_What to produce_. Return only the number of lines holding the word "grid".

_The records_.

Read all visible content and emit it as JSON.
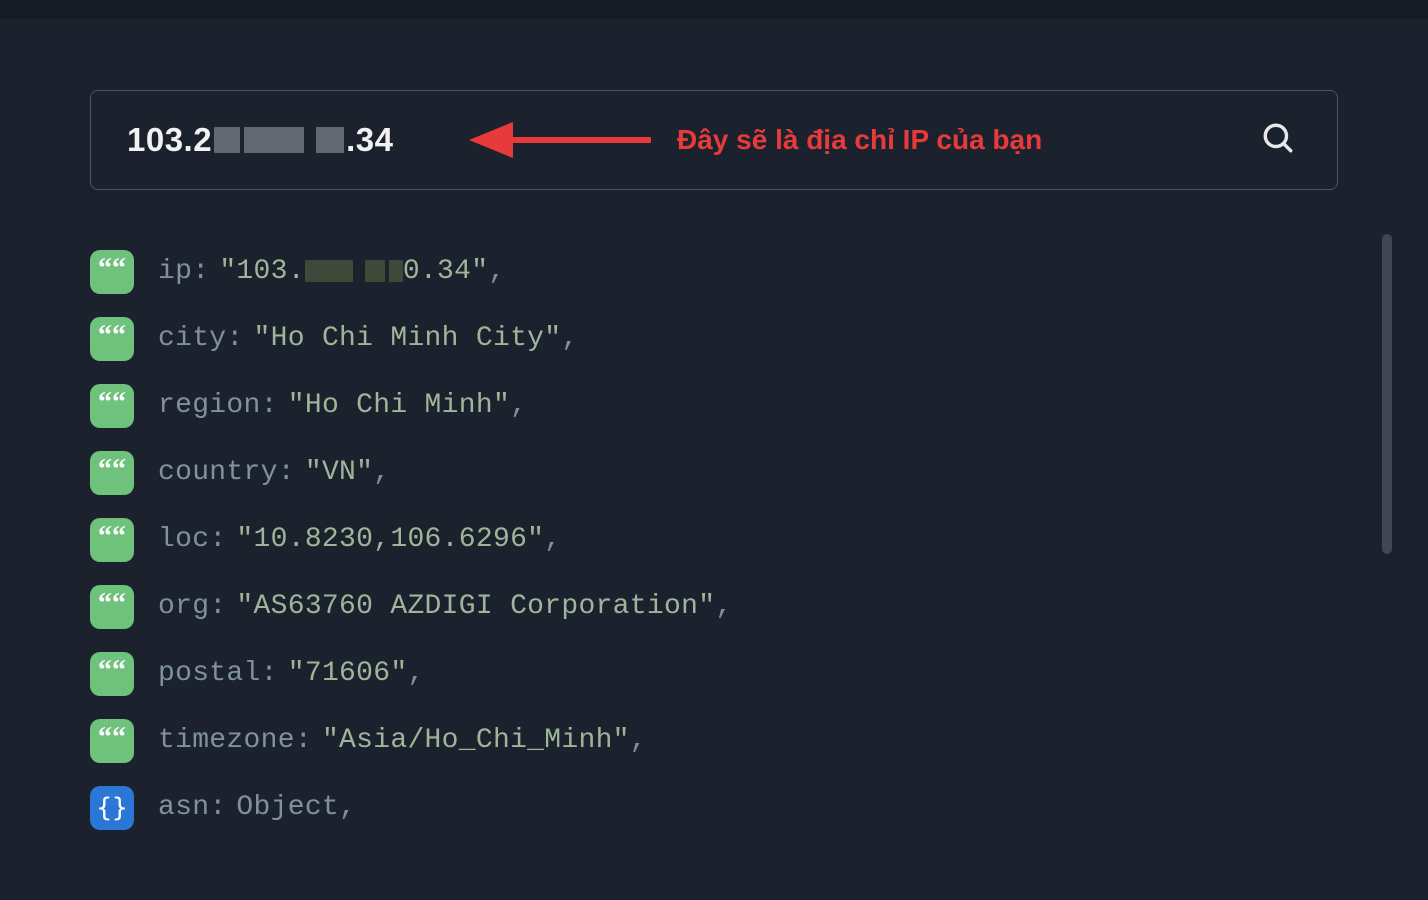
{
  "search": {
    "ip_prefix": "103.",
    "ip_mid_visible": "2",
    "ip_suffix": ".34",
    "annotation": "Đây sẽ là địa chỉ IP của bạn"
  },
  "rows": [
    {
      "type": "string",
      "key": "ip",
      "value_prefix": "\"103.",
      "value_suffix": "0.34\"",
      "masked": true
    },
    {
      "type": "string",
      "key": "city",
      "value": "\"Ho Chi Minh City\""
    },
    {
      "type": "string",
      "key": "region",
      "value": "\"Ho Chi Minh\""
    },
    {
      "type": "string",
      "key": "country",
      "value": "\"VN\""
    },
    {
      "type": "string",
      "key": "loc",
      "value": "\"10.8230,106.6296\""
    },
    {
      "type": "string",
      "key": "org",
      "value": "\"AS63760 AZDIGI Corporation\""
    },
    {
      "type": "string",
      "key": "postal",
      "value": "\"71606\""
    },
    {
      "type": "string",
      "key": "timezone",
      "value": "\"Asia/Ho_Chi_Minh\""
    },
    {
      "type": "object",
      "key": "asn",
      "value": "Object"
    }
  ],
  "badge_glyphs": {
    "string": "““",
    "object": "{}"
  },
  "comma": ","
}
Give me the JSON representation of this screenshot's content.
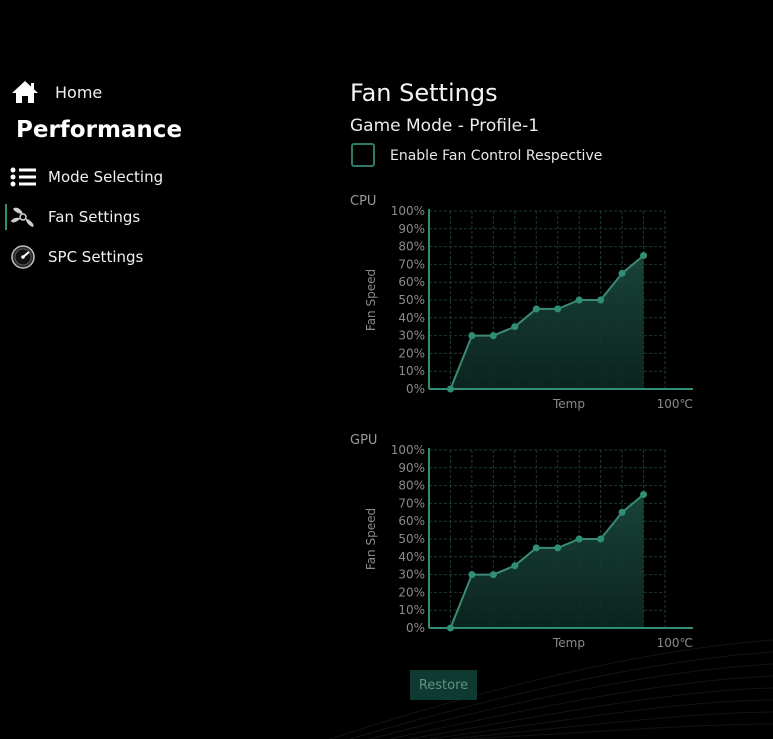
{
  "sidebar": {
    "home_label": "Home",
    "section_title": "Performance",
    "items": [
      {
        "label": "Mode Selecting",
        "icon": "list-icon"
      },
      {
        "label": "Fan Settings",
        "icon": "fan-icon"
      },
      {
        "label": "SPC Settings",
        "icon": "gauge-icon"
      }
    ],
    "active_item": "Fan Settings"
  },
  "main": {
    "title": "Fan Settings",
    "subtitle": "Game Mode - Profile-1",
    "checkbox_label": "Enable Fan Control Respective",
    "checkbox_checked": false,
    "restore_label": "Restore"
  },
  "colors": {
    "accent": "#2f8f76",
    "line": "#3a8a74",
    "fill": "#12352d",
    "grid": "#1e3a33",
    "axis_text": "#8a8a8a"
  },
  "chart_data": [
    {
      "type": "line",
      "title": "CPU",
      "xlabel": "Temp",
      "ylabel": "Fan Speed",
      "x_end_label": "100℃",
      "y_ticks": [
        "100%",
        "90%",
        "80%",
        "70%",
        "60%",
        "50%",
        "40%",
        "30%",
        "20%",
        "10%",
        "0%"
      ],
      "ylim": [
        0,
        100
      ],
      "x": [
        1,
        2,
        3,
        4,
        5,
        6,
        7,
        8,
        9,
        10
      ],
      "values": [
        0,
        30,
        30,
        35,
        45,
        45,
        50,
        50,
        65,
        75
      ]
    },
    {
      "type": "line",
      "title": "GPU",
      "xlabel": "Temp",
      "ylabel": "Fan Speed",
      "x_end_label": "100℃",
      "y_ticks": [
        "100%",
        "90%",
        "80%",
        "70%",
        "60%",
        "50%",
        "40%",
        "30%",
        "20%",
        "10%",
        "0%"
      ],
      "ylim": [
        0,
        100
      ],
      "x": [
        1,
        2,
        3,
        4,
        5,
        6,
        7,
        8,
        9,
        10
      ],
      "values": [
        0,
        30,
        30,
        35,
        45,
        45,
        50,
        50,
        65,
        75
      ]
    }
  ]
}
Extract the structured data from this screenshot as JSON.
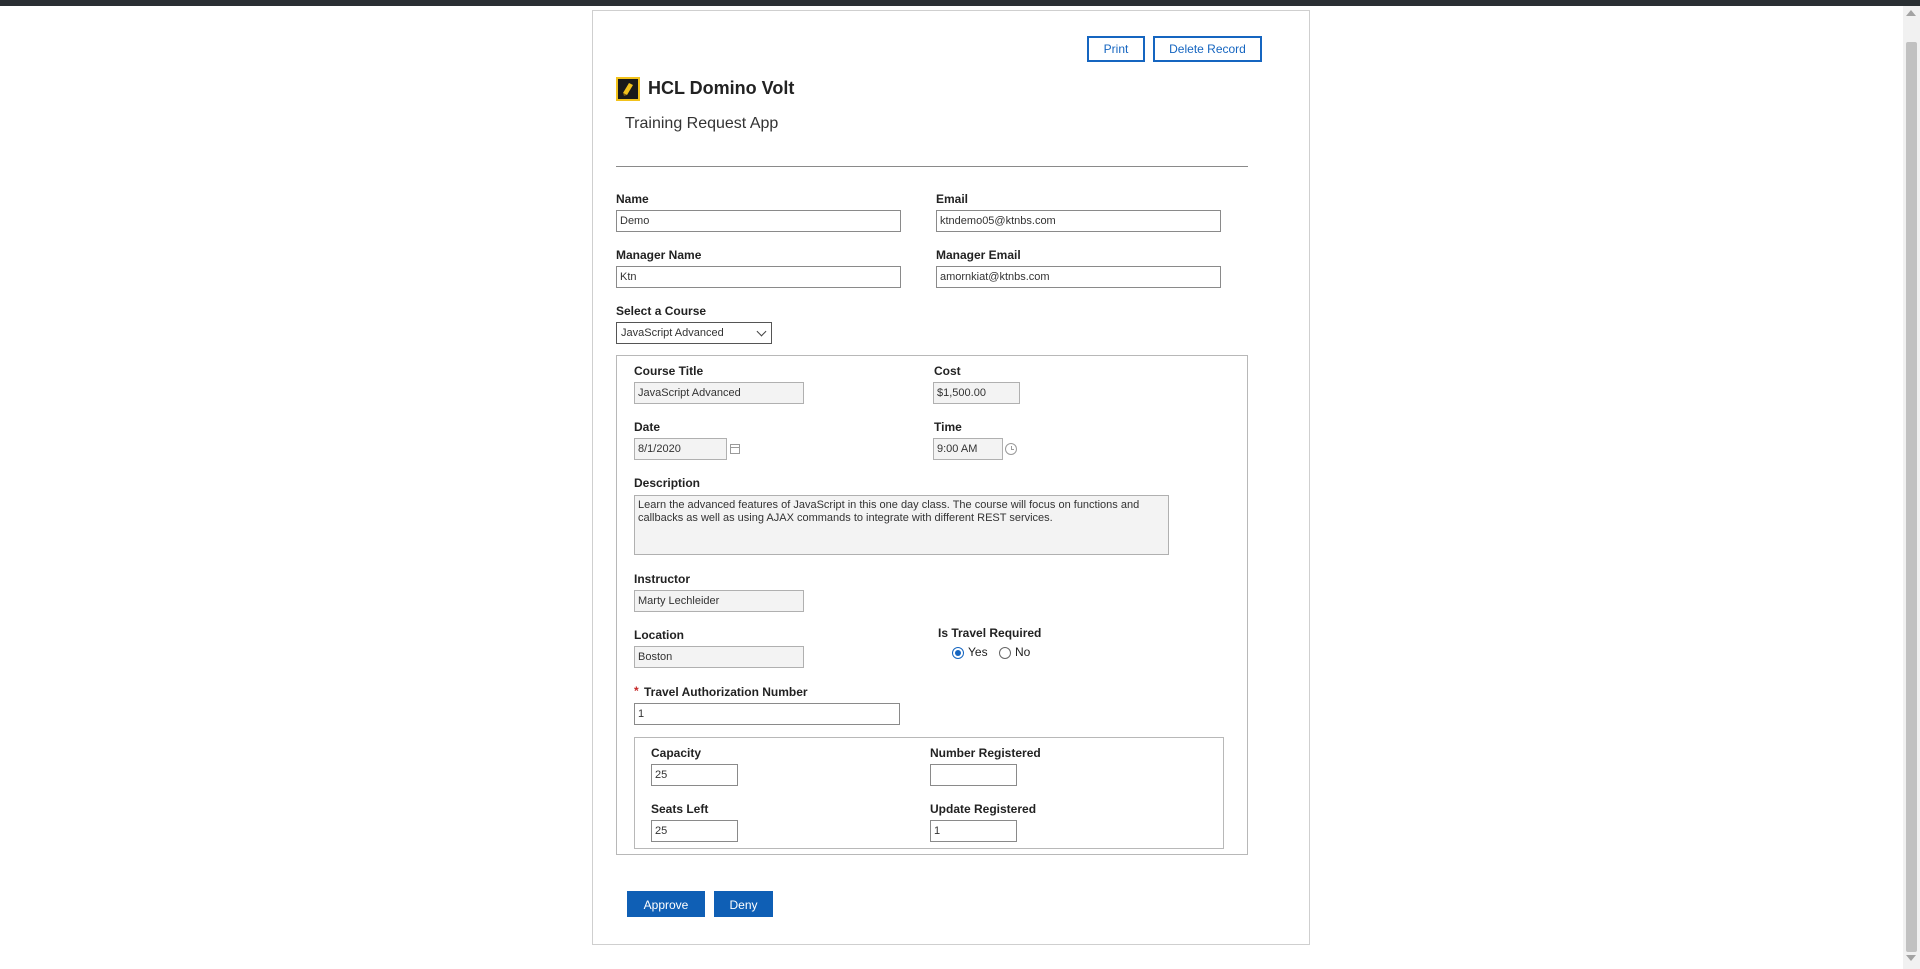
{
  "toolbar": {
    "print_label": "Print",
    "delete_label": "Delete Record"
  },
  "header": {
    "title": "HCL Domino Volt",
    "subtitle": "Training Request App"
  },
  "colors": {
    "accent": "#1565c0",
    "primary_button": "#0f5fb5",
    "required": "#c62828"
  },
  "form": {
    "name": {
      "label": "Name",
      "value": "Demo"
    },
    "email": {
      "label": "Email",
      "value": "ktndemo05@ktnbs.com"
    },
    "manager_name": {
      "label": "Manager Name",
      "value": "Ktn"
    },
    "manager_email": {
      "label": "Manager Email",
      "value": "amornkiat@ktnbs.com"
    },
    "course_select": {
      "label": "Select a Course",
      "value": "JavaScript Advanced"
    },
    "course": {
      "title": {
        "label": "Course Title",
        "value": "JavaScript Advanced"
      },
      "cost": {
        "label": "Cost",
        "value": "$1,500.00"
      },
      "date": {
        "label": "Date",
        "value": "8/1/2020"
      },
      "time": {
        "label": "Time",
        "value": "9:00 AM"
      },
      "description": {
        "label": "Description",
        "value": "Learn the advanced features of JavaScript in this one day class.  The course will focus on functions and callbacks as well as using AJAX commands to integrate with different REST services."
      },
      "instructor": {
        "label": "Instructor",
        "value": "Marty Lechleider"
      },
      "location": {
        "label": "Location",
        "value": "Boston"
      },
      "travel_required": {
        "label": "Is Travel Required",
        "yes": "Yes",
        "no": "No",
        "selected": "Yes"
      },
      "travel_auth": {
        "required_mark": "*",
        "label": "Travel Authorization Number",
        "value": "1"
      },
      "capacity": {
        "label": "Capacity",
        "value": "25"
      },
      "number_registered": {
        "label": "Number Registered",
        "value": ""
      },
      "seats_left": {
        "label": "Seats Left",
        "value": "25"
      },
      "update_registered": {
        "label": "Update Registered",
        "value": "1"
      }
    }
  },
  "actions": {
    "approve_label": "Approve",
    "deny_label": "Deny"
  }
}
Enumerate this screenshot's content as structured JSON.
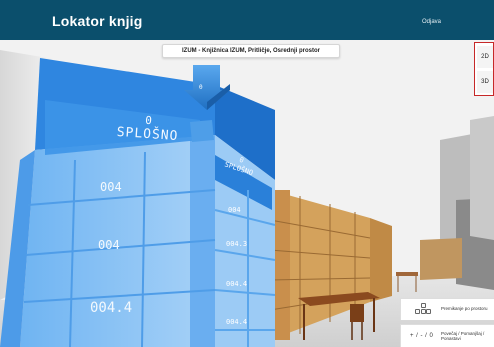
{
  "app": {
    "title": "Lokator knjig",
    "logout_label": "Odjava"
  },
  "location": {
    "label": "IZUM - Knjižnica IZUM, Pritličje, Osrednji prostor"
  },
  "view_toggle": {
    "btn_2d": "2D",
    "btn_3d": "3D",
    "active": "3D"
  },
  "shelves": {
    "main_header_code": "0",
    "main_header_name": "SPLOŠNO",
    "sub_header_code": "0",
    "sub_header_name": "SPLOŠNO",
    "left_labels": [
      "004",
      "004",
      "004.4"
    ],
    "right_labels": [
      "004",
      "004.3",
      "004.4",
      "004.4"
    ],
    "small_box_label": "0"
  },
  "hints": {
    "move_keys_label": "Premikanje po prostoru",
    "zoom_symbol": "+ / - / 0",
    "zoom_label": "Povečaj / Pomanjšaj / Ponastavi"
  },
  "colors": {
    "header_bar": "#0b4f6c",
    "highlight_shelf": "#3a8fe6",
    "wood_shelf": "#d4a25c",
    "toggle_border": "#c62828"
  }
}
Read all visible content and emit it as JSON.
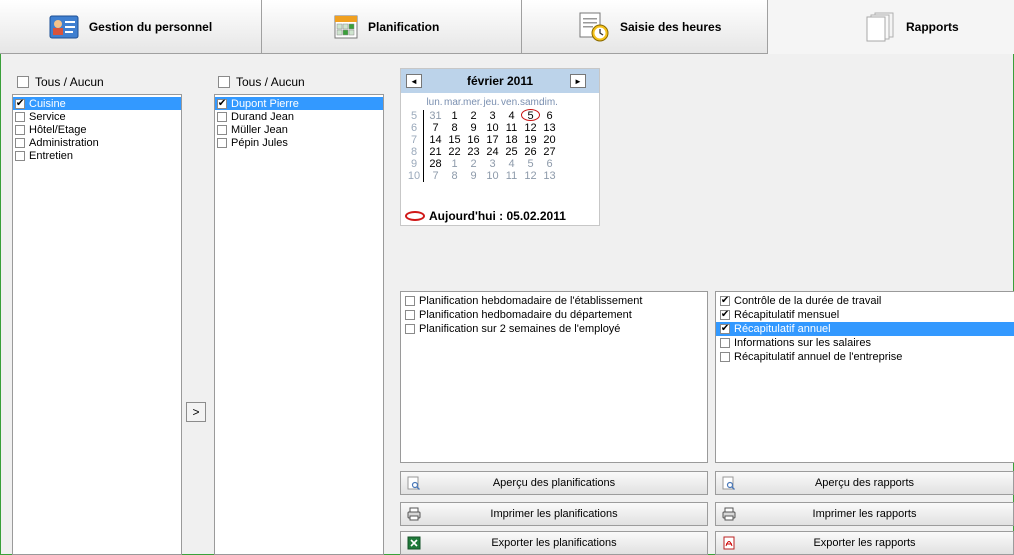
{
  "tabs": [
    {
      "label": "Gestion du personnel",
      "icon": "staff-id-card-icon"
    },
    {
      "label": "Planification",
      "icon": "planning-grid-icon"
    },
    {
      "label": "Saisie des heures",
      "icon": "clock-document-icon"
    },
    {
      "label": "Rapports",
      "icon": "report-pages-icon"
    }
  ],
  "departments": {
    "all_label": "Tous / Aucun",
    "items": [
      {
        "label": "Cuisine",
        "checked": true,
        "selected": true
      },
      {
        "label": "Service",
        "checked": false
      },
      {
        "label": "Hôtel/Etage",
        "checked": false
      },
      {
        "label": "Administration",
        "checked": false
      },
      {
        "label": "Entretien",
        "checked": false
      }
    ]
  },
  "employees": {
    "all_label": "Tous / Aucun",
    "items": [
      {
        "label": "Dupont Pierre",
        "checked": true,
        "selected": true
      },
      {
        "label": "Durand Jean",
        "checked": false
      },
      {
        "label": "Müller Jean",
        "checked": false
      },
      {
        "label": "Pépin Jules",
        "checked": false
      }
    ]
  },
  "transfer_button": ">",
  "calendar": {
    "title": "février 2011",
    "prev": "◄",
    "next": "►",
    "weekdays": [
      "lun.",
      "mar.",
      "mer.",
      "jeu.",
      "ven.",
      "sam.",
      "dim."
    ],
    "weeks": [
      {
        "wk": "5",
        "days": [
          "31",
          "1",
          "2",
          "3",
          "4",
          "5",
          "6"
        ]
      },
      {
        "wk": "6",
        "days": [
          "7",
          "8",
          "9",
          "10",
          "11",
          "12",
          "13"
        ]
      },
      {
        "wk": "7",
        "days": [
          "14",
          "15",
          "16",
          "17",
          "18",
          "19",
          "20"
        ]
      },
      {
        "wk": "8",
        "days": [
          "21",
          "22",
          "23",
          "24",
          "25",
          "26",
          "27"
        ]
      },
      {
        "wk": "9",
        "days": [
          "28",
          "1",
          "2",
          "3",
          "4",
          "5",
          "6"
        ]
      },
      {
        "wk": "10",
        "days": [
          "7",
          "8",
          "9",
          "10",
          "11",
          "12",
          "13"
        ]
      }
    ],
    "today_label": "Aujourd'hui : 05.02.2011"
  },
  "planning_reports": [
    {
      "label": "Planification hebdomadaire de l'établissement",
      "checked": false
    },
    {
      "label": "Planification hedbomadaire du département",
      "checked": false
    },
    {
      "label": "Planification sur 2 semaines de l'employé",
      "checked": false
    }
  ],
  "reports": [
    {
      "label": "Contrôle de la durée de travail",
      "checked": true
    },
    {
      "label": "Récapitulatif mensuel",
      "checked": true
    },
    {
      "label": "Récapitulatif annuel",
      "checked": true,
      "selected": true
    },
    {
      "label": "Informations sur les salaires",
      "checked": false
    },
    {
      "label": "Récapitulatif annuel de l'entreprise",
      "checked": false
    }
  ],
  "buttons": {
    "preview_planning": "Aperçu des planifications",
    "print_planning": "Imprimer les planifications",
    "export_planning": "Exporter les planifications",
    "preview_reports": "Aperçu des rapports",
    "print_reports": "Imprimer les rapports",
    "export_reports": "Exporter les rapports"
  }
}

_Reply_. 2